**What you will do:** Repeat each entry as written, dropping any picture you find.

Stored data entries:
>>>>>
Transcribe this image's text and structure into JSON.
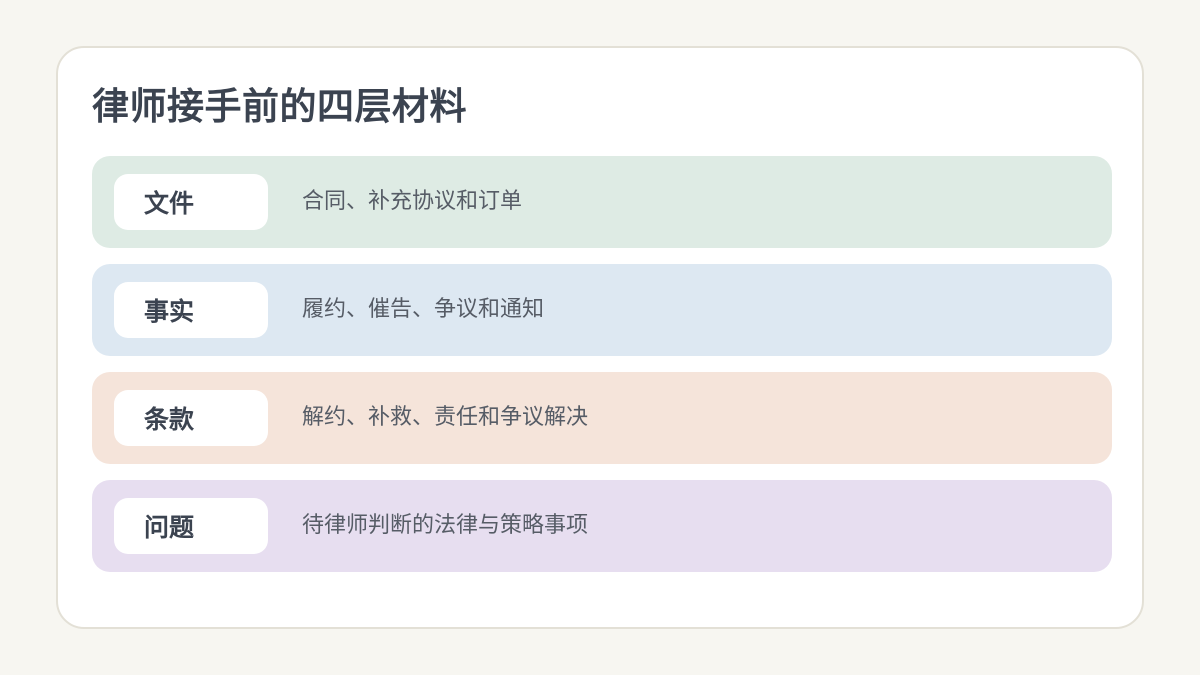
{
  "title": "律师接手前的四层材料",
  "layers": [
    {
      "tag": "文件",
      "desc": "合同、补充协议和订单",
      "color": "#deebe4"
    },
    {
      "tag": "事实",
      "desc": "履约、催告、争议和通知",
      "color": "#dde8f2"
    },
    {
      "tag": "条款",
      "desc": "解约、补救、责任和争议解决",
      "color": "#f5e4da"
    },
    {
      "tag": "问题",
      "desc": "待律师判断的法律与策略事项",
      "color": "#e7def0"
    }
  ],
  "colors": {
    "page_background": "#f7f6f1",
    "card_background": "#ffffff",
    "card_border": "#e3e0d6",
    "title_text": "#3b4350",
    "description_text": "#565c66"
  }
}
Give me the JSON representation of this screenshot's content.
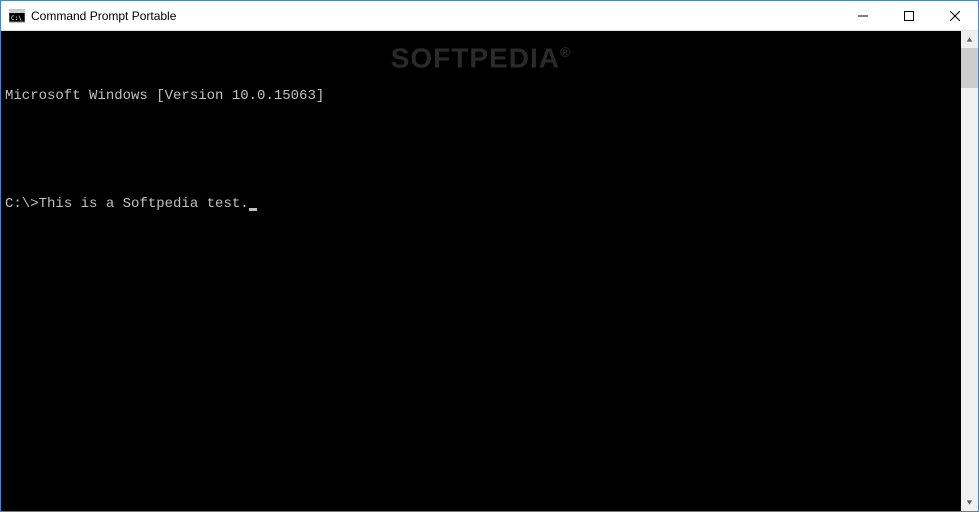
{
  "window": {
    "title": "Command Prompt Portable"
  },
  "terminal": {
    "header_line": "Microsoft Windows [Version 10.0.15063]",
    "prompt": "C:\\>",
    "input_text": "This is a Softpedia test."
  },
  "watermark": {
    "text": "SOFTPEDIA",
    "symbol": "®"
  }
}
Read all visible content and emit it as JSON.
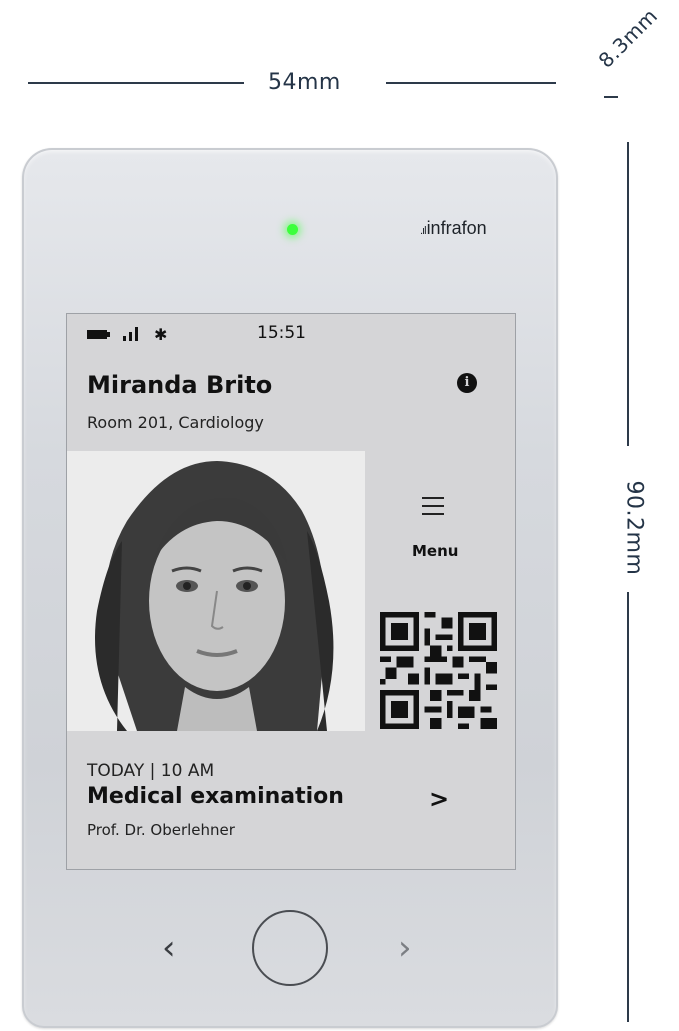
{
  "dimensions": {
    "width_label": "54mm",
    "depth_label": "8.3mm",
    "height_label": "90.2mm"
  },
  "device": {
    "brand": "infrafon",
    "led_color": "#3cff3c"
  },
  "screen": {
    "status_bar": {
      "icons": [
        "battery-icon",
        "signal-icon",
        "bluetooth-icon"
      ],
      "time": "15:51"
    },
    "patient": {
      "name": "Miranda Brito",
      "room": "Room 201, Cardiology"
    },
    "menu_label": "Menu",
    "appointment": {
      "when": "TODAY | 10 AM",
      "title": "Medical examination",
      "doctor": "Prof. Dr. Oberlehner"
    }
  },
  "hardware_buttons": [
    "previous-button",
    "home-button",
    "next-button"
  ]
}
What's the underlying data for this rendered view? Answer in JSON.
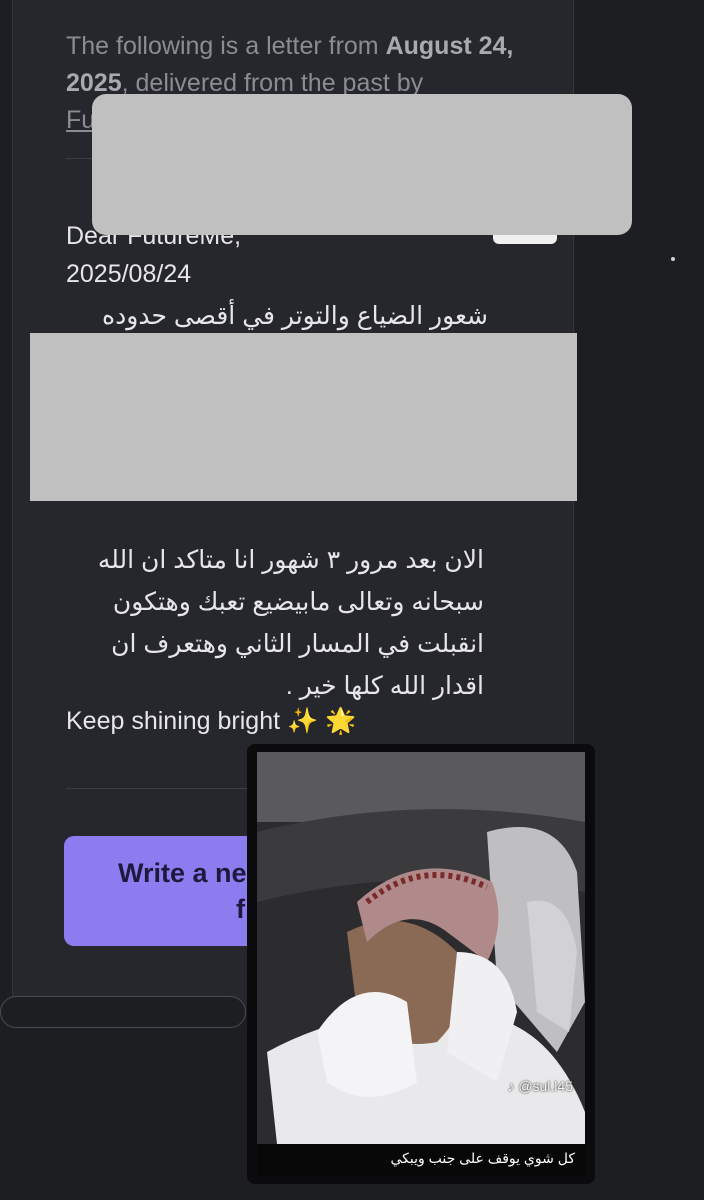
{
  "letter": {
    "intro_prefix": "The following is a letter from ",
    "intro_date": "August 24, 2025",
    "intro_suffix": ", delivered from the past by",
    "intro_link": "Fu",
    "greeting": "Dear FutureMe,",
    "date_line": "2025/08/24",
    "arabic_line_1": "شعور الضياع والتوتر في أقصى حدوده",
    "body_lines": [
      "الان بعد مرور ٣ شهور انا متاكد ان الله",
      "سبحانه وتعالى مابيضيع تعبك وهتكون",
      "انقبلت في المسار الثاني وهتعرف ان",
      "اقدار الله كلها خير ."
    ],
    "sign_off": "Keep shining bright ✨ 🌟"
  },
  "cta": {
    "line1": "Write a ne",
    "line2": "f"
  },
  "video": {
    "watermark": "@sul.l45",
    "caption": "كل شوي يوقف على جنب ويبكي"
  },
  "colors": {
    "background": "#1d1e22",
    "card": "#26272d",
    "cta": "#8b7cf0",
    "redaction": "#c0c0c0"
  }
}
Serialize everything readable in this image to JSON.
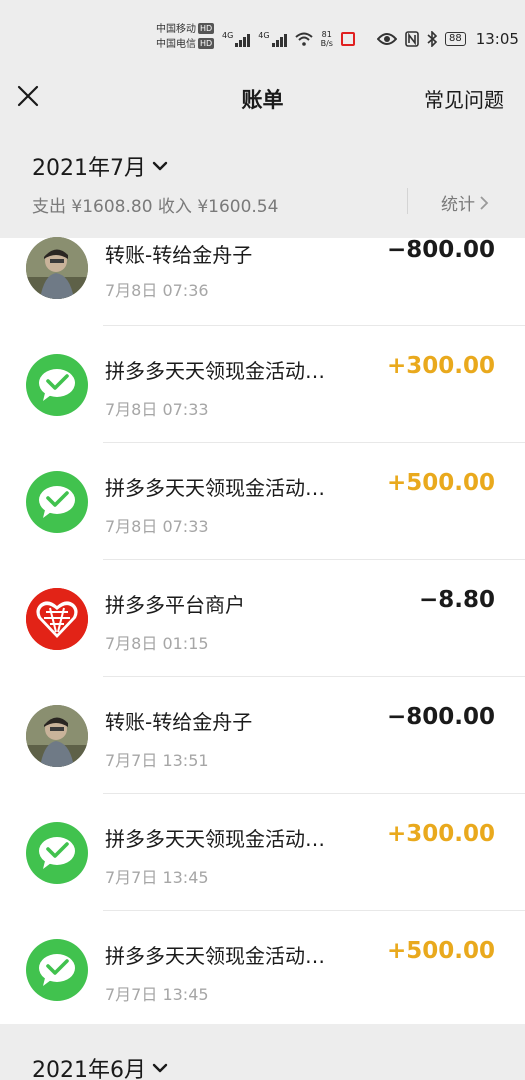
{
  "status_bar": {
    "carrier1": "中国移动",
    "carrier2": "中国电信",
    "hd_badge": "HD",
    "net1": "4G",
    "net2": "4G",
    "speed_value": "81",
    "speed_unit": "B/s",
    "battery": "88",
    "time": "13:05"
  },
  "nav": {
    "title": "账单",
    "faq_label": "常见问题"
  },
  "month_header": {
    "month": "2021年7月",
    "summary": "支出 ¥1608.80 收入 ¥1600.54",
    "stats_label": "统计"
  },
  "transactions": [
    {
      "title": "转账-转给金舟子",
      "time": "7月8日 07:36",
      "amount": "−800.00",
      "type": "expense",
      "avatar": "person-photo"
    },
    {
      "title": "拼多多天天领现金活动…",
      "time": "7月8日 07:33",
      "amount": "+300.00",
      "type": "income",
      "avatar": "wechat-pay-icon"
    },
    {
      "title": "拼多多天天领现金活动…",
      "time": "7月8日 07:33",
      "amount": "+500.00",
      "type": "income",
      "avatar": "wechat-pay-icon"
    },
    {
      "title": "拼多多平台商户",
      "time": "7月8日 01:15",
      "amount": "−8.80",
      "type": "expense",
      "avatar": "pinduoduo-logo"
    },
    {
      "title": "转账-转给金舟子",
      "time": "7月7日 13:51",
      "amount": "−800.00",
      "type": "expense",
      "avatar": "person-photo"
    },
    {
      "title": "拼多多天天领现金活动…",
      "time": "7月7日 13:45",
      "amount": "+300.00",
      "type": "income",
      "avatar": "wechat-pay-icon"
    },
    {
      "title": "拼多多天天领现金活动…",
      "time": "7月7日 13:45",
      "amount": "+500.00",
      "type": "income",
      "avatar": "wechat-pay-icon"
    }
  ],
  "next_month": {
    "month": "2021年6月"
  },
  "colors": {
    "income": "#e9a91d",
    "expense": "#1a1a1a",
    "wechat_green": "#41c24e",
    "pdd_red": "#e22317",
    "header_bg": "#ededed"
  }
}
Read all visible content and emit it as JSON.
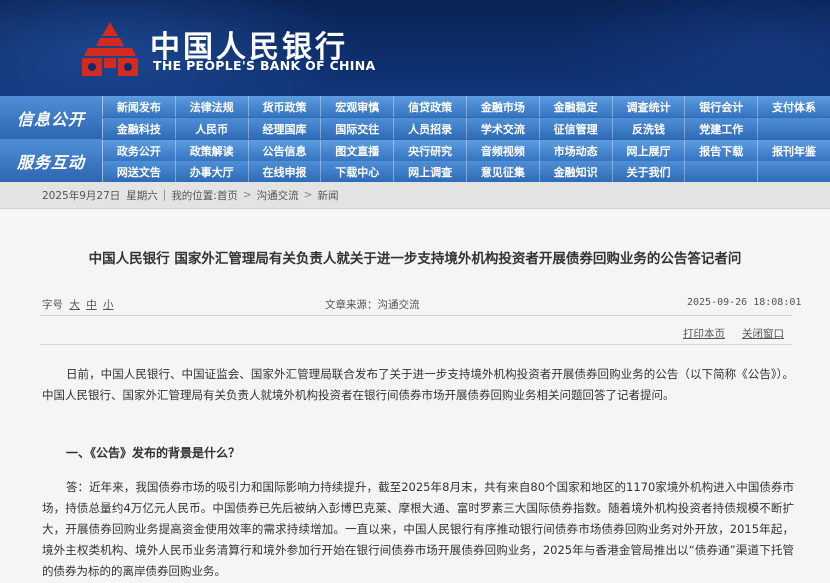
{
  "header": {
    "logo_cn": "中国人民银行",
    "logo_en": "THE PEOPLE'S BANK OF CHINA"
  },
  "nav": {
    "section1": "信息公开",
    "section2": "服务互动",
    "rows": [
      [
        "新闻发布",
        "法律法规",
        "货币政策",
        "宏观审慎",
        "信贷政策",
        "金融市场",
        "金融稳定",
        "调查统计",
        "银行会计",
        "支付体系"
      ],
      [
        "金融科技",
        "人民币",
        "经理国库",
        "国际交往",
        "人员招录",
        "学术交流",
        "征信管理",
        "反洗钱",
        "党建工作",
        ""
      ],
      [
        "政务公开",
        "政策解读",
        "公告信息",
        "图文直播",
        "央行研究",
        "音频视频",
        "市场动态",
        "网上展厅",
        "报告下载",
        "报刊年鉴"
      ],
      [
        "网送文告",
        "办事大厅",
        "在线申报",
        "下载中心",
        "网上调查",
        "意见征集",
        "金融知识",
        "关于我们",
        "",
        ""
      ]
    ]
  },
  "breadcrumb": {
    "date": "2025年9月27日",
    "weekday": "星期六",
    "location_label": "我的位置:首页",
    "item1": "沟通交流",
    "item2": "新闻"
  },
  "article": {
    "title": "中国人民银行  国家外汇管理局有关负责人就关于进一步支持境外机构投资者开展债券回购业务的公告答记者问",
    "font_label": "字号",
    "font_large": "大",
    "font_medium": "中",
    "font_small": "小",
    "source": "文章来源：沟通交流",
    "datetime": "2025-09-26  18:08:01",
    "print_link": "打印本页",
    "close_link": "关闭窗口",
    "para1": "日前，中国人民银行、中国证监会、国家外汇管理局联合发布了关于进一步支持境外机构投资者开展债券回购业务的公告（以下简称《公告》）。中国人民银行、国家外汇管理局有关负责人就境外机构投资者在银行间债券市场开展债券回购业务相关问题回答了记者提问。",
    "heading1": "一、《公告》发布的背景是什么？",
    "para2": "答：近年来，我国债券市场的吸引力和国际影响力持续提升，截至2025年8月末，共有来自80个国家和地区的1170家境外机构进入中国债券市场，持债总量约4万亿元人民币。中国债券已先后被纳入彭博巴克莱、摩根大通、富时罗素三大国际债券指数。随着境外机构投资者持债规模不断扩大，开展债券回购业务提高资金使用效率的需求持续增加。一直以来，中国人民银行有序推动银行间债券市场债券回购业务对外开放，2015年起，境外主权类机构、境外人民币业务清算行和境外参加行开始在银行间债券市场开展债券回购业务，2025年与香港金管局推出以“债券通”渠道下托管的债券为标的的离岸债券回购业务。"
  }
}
<<<<<
**Solution for this exercise:**
Transcribe this image's text and structure into JSON.
{
  "title": "律师接手前的四层材料",
  "layers": [
    {
      "tag": "文件",
      "desc": "合同、补充协议和订单",
      "color": "#deebe4"
    },
    {
      "tag": "事实",
      "desc": "履约、催告、争议和通知",
      "color": "#dde8f2"
    },
    {
      "tag": "条款",
      "desc": "解约、补救、责任和争议解决",
      "color": "#f5e4da"
    },
    {
      "tag": "问题",
      "desc": "待律师判断的法律与策略事项",
      "color": "#e7def0"
    }
  ],
  "colors": {
    "page_background": "#f7f6f1",
    "card_background": "#ffffff",
    "card_border": "#e3e0d6",
    "title_text": "#3b4350",
    "description_text": "#565c66"
  }
}
Give me the JSON representation of this screenshot's content.
{
  "window": {
    "title": "Command Prompt Portable"
  },
  "terminal": {
    "header_line": "Microsoft Windows [Version 10.0.15063]",
    "prompt": "C:\\>",
    "input_text": "This is a Softpedia test."
  },
  "watermark": {
    "text": "SOFTPEDIA",
    "symbol": "®"
  }
}
Read all visible content and emit it as JSON.
{
  "dimensions": {
    "width_label": "54mm",
    "depth_label": "8.3mm",
    "height_label": "90.2mm"
  },
  "device": {
    "brand": "infrafon",
    "led_color": "#3cff3c"
  },
  "screen": {
    "status_bar": {
      "icons": [
        "battery-icon",
        "signal-icon",
        "bluetooth-icon"
      ],
      "time": "15:51"
    },
    "patient": {
      "name": "Miranda Brito",
      "room": "Room 201, Cardiology"
    },
    "menu_label": "Menu",
    "appointment": {
      "when": "TODAY | 10 AM",
      "title": "Medical examination",
      "doctor": "Prof. Dr. Oberlehner"
    }
  },
  "hardware_buttons": [
    "previous-button",
    "home-button",
    "next-button"
  ]
}
What's the underlying data for this rendered view? Answer in JSON.
{
  "letter": {
    "intro_prefix": "The following is a letter from ",
    "intro_date": "August 24, 2025",
    "intro_suffix": ", delivered from the past by",
    "intro_link": "Fu",
    "greeting": "Dear FutureMe,",
    "date_line": "2025/08/24",
    "arabic_line_1": "شعور الضياع والتوتر في أقصى حدوده",
    "body_lines": [
      "الان بعد مرور ٣ شهور انا متاكد ان الله",
      "سبحانه وتعالى مابيضيع تعبك وهتكون",
      "انقبلت في المسار الثاني وهتعرف ان",
      "اقدار الله كلها خير ."
    ],
    "sign_off": "Keep shining bright ✨ 🌟"
  },
  "cta": {
    "line1": "Write a ne",
    "line2": "f"
  },
  "video": {
    "watermark": "@sul.l45",
    "caption": "كل شوي يوقف على جنب ويبكي"
  },
  "colors": {
    "background": "#1d1e22",
    "card": "#26272d",
    "cta": "#8b7cf0",
    "redaction": "#c0c0c0"
  }
}
Serialize everything readable in this image to JSON.
{
  "status_bar": {
    "carrier1": "中国移动",
    "carrier2": "中国电信",
    "hd_badge": "HD",
    "net1": "4G",
    "net2": "4G",
    "speed_value": "81",
    "speed_unit": "B/s",
    "battery": "88",
    "time": "13:05"
  },
  "nav": {
    "title": "账单",
    "faq_label": "常见问题"
  },
  "month_header": {
    "month": "2021年7月",
    "summary": "支出 ¥1608.80 收入 ¥1600.54",
    "stats_label": "统计"
  },
  "transactions": [
    {
      "title": "转账-转给金舟子",
      "time": "7月8日 07:36",
      "amount": "−800.00",
      "type": "expense",
      "avatar": "person-photo"
    },
    {
      "title": "拼多多天天领现金活动…",
      "time": "7月8日 07:33",
      "amount": "+300.00",
      "type": "income",
      "avatar": "wechat-pay-icon"
    },
    {
      "title": "拼多多天天领现金活动…",
      "time": "7月8日 07:33",
      "amount": "+500.00",
      "type": "income",
      "avatar": "wechat-pay-icon"
    },
    {
      "title": "拼多多平台商户",
      "time": "7月8日 01:15",
      "amount": "−8.80",
      "type": "expense",
      "avatar": "pinduoduo-logo"
    },
    {
      "title": "转账-转给金舟子",
      "time": "7月7日 13:51",
      "amount": "−800.00",
      "type": "expense",
      "avatar": "person-photo"
    },
    {
      "title": "拼多多天天领现金活动…",
      "time": "7月7日 13:45",
      "amount": "+300.00",
      "type": "income",
      "avatar": "wechat-pay-icon"
    },
    {
      "title": "拼多多天天领现金活动…",
      "time": "7月7日 13:45",
      "amount": "+500.00",
      "type": "income",
      "avatar": "wechat-pay-icon"
    }
  ],
  "next_month": {
    "month": "2021年6月"
  },
  "colors": {
    "income": "#e9a91d",
    "expense": "#1a1a1a",
    "wechat_green": "#41c24e",
    "pdd_red": "#e22317",
    "header_bg": "#ededed"
  }
}
Read all visible content and emit it as JSON.
{
  "header": {
    "logo_cn": "中国人民银行",
    "logo_en": "THE PEOPLE'S BANK OF CHINA"
  },
  "nav": {
    "section1": "信息公开",
    "section2": "服务互动",
    "rows": [
      [
        "新闻发布",
        "法律法规",
        "货币政策",
        "宏观审慎",
        "信贷政策",
        "金融市场",
        "金融稳定",
        "调查统计",
        "银行会计",
        "支付体系"
      ],
      [
        "金融科技",
        "人民币",
        "经理国库",
        "国际交往",
        "人员招录",
        "学术交流",
        "征信管理",
        "反洗钱",
        "党建工作",
        ""
      ],
      [
        "政务公开",
        "政策解读",
        "公告信息",
        "图文直播",
        "央行研究",
        "音频视频",
        "市场动态",
        "网上展厅",
        "报告下载",
        "报刊年鉴"
      ],
      [
        "网送文告",
        "办事大厅",
        "在线申报",
        "下载中心",
        "网上调查",
        "意见征集",
        "金融知识",
        "关于我们",
        "",
        ""
      ]
    ]
  },
  "breadcrumb": {
    "date": "2025年9月27日",
    "weekday": "星期六",
    "location_label": "我的位置:首页",
    "item1": "沟通交流",
    "item2": "新闻"
  },
  "article": {
    "title": "中国人民银行  国家外汇管理局有关负责人就关于进一步支持境外机构投资者开展债券回购业务的公告答记者问",
    "font_label": "字号",
    "font_large": "大",
    "font_medium": "中",
    "font_small": "小",
    "source": "文章来源：沟通交流",
    "datetime": "2025-09-26  18:08:01",
    "print_link": "打印本页",
    "close_link": "关闭窗口",
    "para1": "日前，中国人民银行、中国证监会、国家外汇管理局联合发布了关于进一步支持境外机构投资者开展债券回购业务的公告（以下简称《公告》）。中国人民银行、国家外汇管理局有关负责人就境外机构投资者在银行间债券市场开展债券回购业务相关问题回答了记者提问。",
    "heading1": "一、《公告》发布的背景是什么？",
    "para2": "答：近年来，我国债券市场的吸引力和国际影响力持续提升，截至2025年8月末，共有来自80个国家和地区的1170家境外机构进入中国债券市场，持债总量约4万亿元人民币。中国债券已先后被纳入彭博巴克莱、摩根大通、富时罗素三大国际债券指数。随着境外机构投资者持债规模不断扩大，开展债券回购业务提高资金使用效率的需求持续增加。一直以来，中国人民银行有序推动银行间债券市场债券回购业务对外开放，2015年起，境外主权类机构、境外人民币业务清算行和境外参加行开始在银行间债券市场开展债券回购业务，2025年与香港金管局推出以“债券通”渠道下托管的债券为标的的离岸债券回购业务。"
  }
}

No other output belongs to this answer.